### Records shown:
☆ ☆ ☆

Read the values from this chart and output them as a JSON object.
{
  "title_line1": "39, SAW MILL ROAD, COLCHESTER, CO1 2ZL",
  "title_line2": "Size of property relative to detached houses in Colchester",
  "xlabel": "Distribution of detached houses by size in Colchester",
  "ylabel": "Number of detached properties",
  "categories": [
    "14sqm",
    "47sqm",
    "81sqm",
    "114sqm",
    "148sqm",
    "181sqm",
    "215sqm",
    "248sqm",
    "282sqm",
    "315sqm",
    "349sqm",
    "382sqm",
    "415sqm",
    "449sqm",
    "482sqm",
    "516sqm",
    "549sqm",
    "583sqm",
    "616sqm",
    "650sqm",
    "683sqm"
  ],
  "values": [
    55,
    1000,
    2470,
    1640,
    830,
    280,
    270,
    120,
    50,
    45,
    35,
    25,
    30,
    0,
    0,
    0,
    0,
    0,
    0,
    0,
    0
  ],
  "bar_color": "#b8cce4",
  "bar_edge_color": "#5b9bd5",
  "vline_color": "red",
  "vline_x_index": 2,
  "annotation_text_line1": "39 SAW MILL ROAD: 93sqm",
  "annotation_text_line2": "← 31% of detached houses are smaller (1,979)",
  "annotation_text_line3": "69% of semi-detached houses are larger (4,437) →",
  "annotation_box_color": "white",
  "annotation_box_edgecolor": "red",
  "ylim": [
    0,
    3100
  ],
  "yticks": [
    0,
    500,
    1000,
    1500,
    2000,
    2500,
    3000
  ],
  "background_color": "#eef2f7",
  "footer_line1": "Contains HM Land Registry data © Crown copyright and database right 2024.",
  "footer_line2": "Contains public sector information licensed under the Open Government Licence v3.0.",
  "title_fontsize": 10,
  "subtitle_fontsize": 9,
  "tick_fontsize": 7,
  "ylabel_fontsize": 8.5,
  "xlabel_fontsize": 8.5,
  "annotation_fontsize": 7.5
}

☆ ☆ ☆

### What the exercise asks:
Once more, set down the full listing, verbatim.

### Task result:
Read the values from this chart and output them as a JSON object.
{
  "title_line1": "39, SAW MILL ROAD, COLCHESTER, CO1 2ZL",
  "title_line2": "Size of property relative to detached houses in Colchester",
  "xlabel": "Distribution of detached houses by size in Colchester",
  "ylabel": "Number of detached properties",
  "categories": [
    "14sqm",
    "47sqm",
    "81sqm",
    "114sqm",
    "148sqm",
    "181sqm",
    "215sqm",
    "248sqm",
    "282sqm",
    "315sqm",
    "349sqm",
    "382sqm",
    "415sqm",
    "449sqm",
    "482sqm",
    "516sqm",
    "549sqm",
    "583sqm",
    "616sqm",
    "650sqm",
    "683sqm"
  ],
  "values": [
    55,
    1000,
    2470,
    1640,
    830,
    280,
    270,
    120,
    50,
    45,
    35,
    25,
    30,
    0,
    0,
    0,
    0,
    0,
    0,
    0,
    0
  ],
  "bar_color": "#b8cce4",
  "bar_edge_color": "#5b9bd5",
  "vline_color": "red",
  "vline_x_index": 2,
  "annotation_text_line1": "39 SAW MILL ROAD: 93sqm",
  "annotation_text_line2": "← 31% of detached houses are smaller (1,979)",
  "annotation_text_line3": "69% of semi-detached houses are larger (4,437) →",
  "annotation_box_color": "white",
  "annotation_box_edgecolor": "red",
  "ylim": [
    0,
    3100
  ],
  "yticks": [
    0,
    500,
    1000,
    1500,
    2000,
    2500,
    3000
  ],
  "background_color": "#eef2f7",
  "footer_line1": "Contains HM Land Registry data © Crown copyright and database right 2024.",
  "footer_line2": "Contains public sector information licensed under the Open Government Licence v3.0.",
  "title_fontsize": 10,
  "subtitle_fontsize": 9,
  "tick_fontsize": 7,
  "ylabel_fontsize": 8.5,
  "xlabel_fontsize": 8.5,
  "annotation_fontsize": 7.5
}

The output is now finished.